-- Start of Supplied material --
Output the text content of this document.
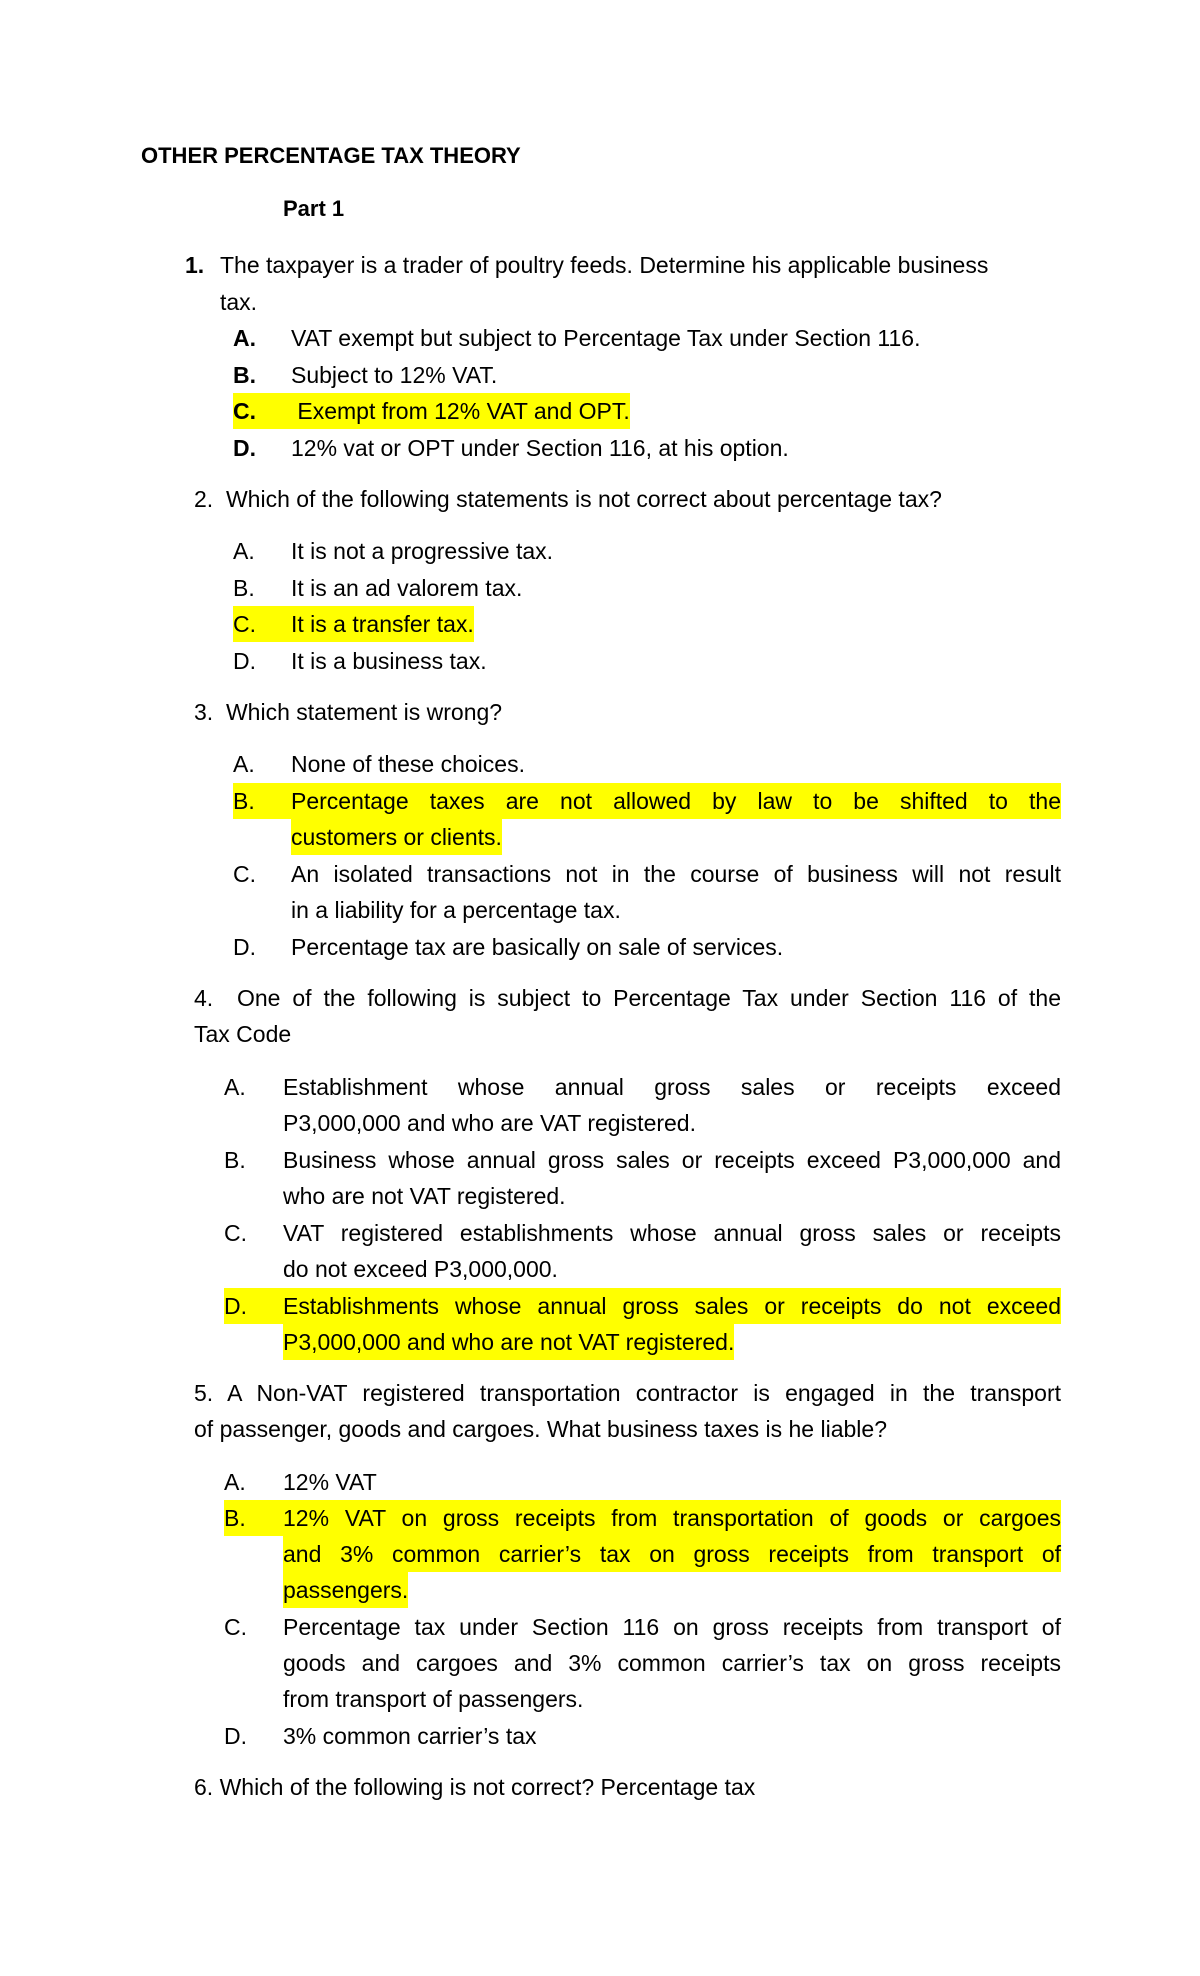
OTHER PERCENTAGE TAX THEORY
Part 1
1. The taxpayer is a trader of poultry feeds. Determine his applicable business
tax.
A. VAT exempt but subject to Percentage Tax under Section 116.
B. Subject to 12% VAT.
C.	Exempt from 12% VAT and OPT.
D. 12% vat or OPT under Section 116, at his option.
2.  Which of the following statements is not correct about percentage tax?
A. It is not a progressive tax.
B. It is an ad valorem tax.
C.	It is a transfer tax.
D. It is a business tax.
3.  Which statement is wrong?
A. None of these choices.
B.	Percentage taxes are not allowed by law to be shifted to the
customers or clients.
C. An isolated transactions not in the course of business will not result
in a liability for a percentage tax.
D. Percentage tax are basically on sale of services.
4.  One of the following is subject to Percentage Tax under Section 116 of the
Tax Code
A. Establishment whose annual gross sales or receipts exceed
P3,000,000 and who are VAT registered.
B. Business whose annual gross sales or receipts exceed P3,000,000 and
who are not VAT registered.
C. VAT registered establishments whose annual gross sales or receipts
do not exceed P3,000,000.
D.	Establishments whose annual gross sales or receipts do not exceed
P3,000,000 and who are not VAT registered.
5. A Non-VAT registered transportation contractor is engaged in the transport
of passenger, goods and cargoes. What business taxes is he liable?
A. 12% VAT
B.	12% VAT on gross receipts from transportation of goods or cargoes
and 3% common carrier’s tax on gross receipts from transport of
passengers.
C. Percentage tax under Section 116 on gross receipts from transport of
goods and cargoes and 3% common carrier’s tax on gross receipts
from transport of passengers.
D. 3% common carrier’s tax
6. Which of the following is not correct? Percentage tax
-- End of Supplied material --
■ Required work
Your task is to gather all lines from the entries above that hold the word "sales".

■ Answer in full
A. Establishment whose annual gross sales or receipts exceed
B. Business whose annual gross sales or receipts exceed P3,000,000 and
C. VAT registered establishments whose annual gross sales or receipts
D.	Establishments whose annual gross sales or receipts do not exceed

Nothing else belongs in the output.